▸ Records about charts and figures:
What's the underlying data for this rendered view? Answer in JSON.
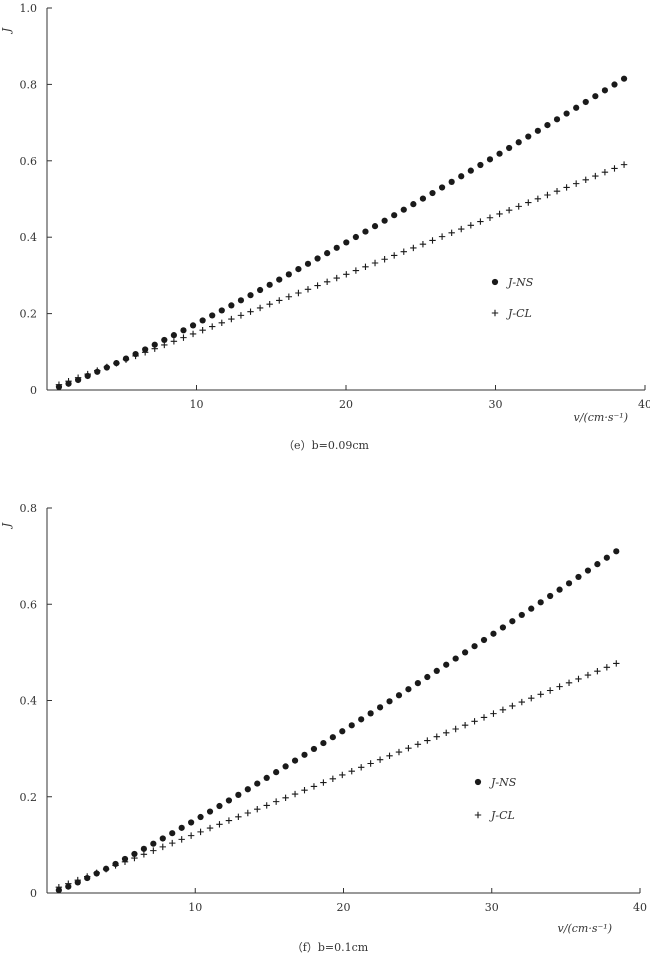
{
  "chart_data": [
    {
      "type": "scatter",
      "caption": "（e）b=0.09cm",
      "xlabel": "v/(cm·s⁻¹)",
      "ylabel": "J",
      "xlim": [
        0,
        40
      ],
      "ylim": [
        0,
        1.0
      ],
      "xticks": [
        {
          "v": 10,
          "label": "10"
        },
        {
          "v": 20,
          "label": "20"
        },
        {
          "v": 30,
          "label": "30"
        },
        {
          "v": 40,
          "label": "40"
        }
      ],
      "yticks": [
        {
          "v": 0,
          "label": "0"
        },
        {
          "v": 0.2,
          "label": "0.2"
        },
        {
          "v": 0.4,
          "label": "0.4"
        },
        {
          "v": 0.6,
          "label": "0.6"
        },
        {
          "v": 0.8,
          "label": "0.8"
        },
        {
          "v": 1.0,
          "label": "1.0"
        }
      ],
      "legend": {
        "position": "center-right"
      },
      "series": [
        {
          "name": "J-NS",
          "marker": "dot",
          "x_start": 0.8,
          "x_end": 38.6,
          "count": 60,
          "y_start": 0.008,
          "y_end": 0.815,
          "curve": 1.12
        },
        {
          "name": "J-CL",
          "marker": "plus",
          "x_start": 0.8,
          "x_end": 38.6,
          "count": 60,
          "y_start": 0.014,
          "y_end": 0.59,
          "curve": 1.02
        }
      ]
    },
    {
      "type": "scatter",
      "caption": "（f）b=0.1cm",
      "xlabel": "v/(cm·s⁻¹)",
      "ylabel": "J",
      "xlim": [
        0,
        40
      ],
      "ylim": [
        0,
        0.8
      ],
      "xticks": [
        {
          "v": 10,
          "label": "10"
        },
        {
          "v": 20,
          "label": "20"
        },
        {
          "v": 30,
          "label": "30"
        },
        {
          "v": 40,
          "label": "40"
        }
      ],
      "yticks": [
        {
          "v": 0,
          "label": "0"
        },
        {
          "v": 0.2,
          "label": "0.2"
        },
        {
          "v": 0.4,
          "label": "0.4"
        },
        {
          "v": 0.6,
          "label": "0.6"
        },
        {
          "v": 0.8,
          "label": "0.8"
        }
      ],
      "legend": {
        "position": "center-right"
      },
      "series": [
        {
          "name": "J-NS",
          "marker": "dot",
          "x_start": 0.8,
          "x_end": 38.4,
          "count": 60,
          "y_start": 0.006,
          "y_end": 0.71,
          "curve": 1.12
        },
        {
          "name": "J-CL",
          "marker": "plus",
          "x_start": 0.8,
          "x_end": 38.4,
          "count": 60,
          "y_start": 0.012,
          "y_end": 0.477,
          "curve": 1.02
        }
      ]
    }
  ]
}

▸ The exercise: Replicate the material above verbatim; images stay out of the copy.

▸ Problem solution:
What's the underlying data for this rendered view? Answer in JSON.
{
  "chart_data": [
    {
      "type": "scatter",
      "caption": "（e）b=0.09cm",
      "xlabel": "v/(cm·s⁻¹)",
      "ylabel": "J",
      "xlim": [
        0,
        40
      ],
      "ylim": [
        0,
        1.0
      ],
      "xticks": [
        {
          "v": 10,
          "label": "10"
        },
        {
          "v": 20,
          "label": "20"
        },
        {
          "v": 30,
          "label": "30"
        },
        {
          "v": 40,
          "label": "40"
        }
      ],
      "yticks": [
        {
          "v": 0,
          "label": "0"
        },
        {
          "v": 0.2,
          "label": "0.2"
        },
        {
          "v": 0.4,
          "label": "0.4"
        },
        {
          "v": 0.6,
          "label": "0.6"
        },
        {
          "v": 0.8,
          "label": "0.8"
        },
        {
          "v": 1.0,
          "label": "1.0"
        }
      ],
      "legend": {
        "position": "center-right"
      },
      "series": [
        {
          "name": "J-NS",
          "marker": "dot",
          "x_start": 0.8,
          "x_end": 38.6,
          "count": 60,
          "y_start": 0.008,
          "y_end": 0.815,
          "curve": 1.12
        },
        {
          "name": "J-CL",
          "marker": "plus",
          "x_start": 0.8,
          "x_end": 38.6,
          "count": 60,
          "y_start": 0.014,
          "y_end": 0.59,
          "curve": 1.02
        }
      ]
    },
    {
      "type": "scatter",
      "caption": "（f）b=0.1cm",
      "xlabel": "v/(cm·s⁻¹)",
      "ylabel": "J",
      "xlim": [
        0,
        40
      ],
      "ylim": [
        0,
        0.8
      ],
      "xticks": [
        {
          "v": 10,
          "label": "10"
        },
        {
          "v": 20,
          "label": "20"
        },
        {
          "v": 30,
          "label": "30"
        },
        {
          "v": 40,
          "label": "40"
        }
      ],
      "yticks": [
        {
          "v": 0,
          "label": "0"
        },
        {
          "v": 0.2,
          "label": "0.2"
        },
        {
          "v": 0.4,
          "label": "0.4"
        },
        {
          "v": 0.6,
          "label": "0.6"
        },
        {
          "v": 0.8,
          "label": "0.8"
        }
      ],
      "legend": {
        "position": "center-right"
      },
      "series": [
        {
          "name": "J-NS",
          "marker": "dot",
          "x_start": 0.8,
          "x_end": 38.4,
          "count": 60,
          "y_start": 0.006,
          "y_end": 0.71,
          "curve": 1.12
        },
        {
          "name": "J-CL",
          "marker": "plus",
          "x_start": 0.8,
          "x_end": 38.4,
          "count": 60,
          "y_start": 0.012,
          "y_end": 0.477,
          "curve": 1.02
        }
      ]
    }
  ]
}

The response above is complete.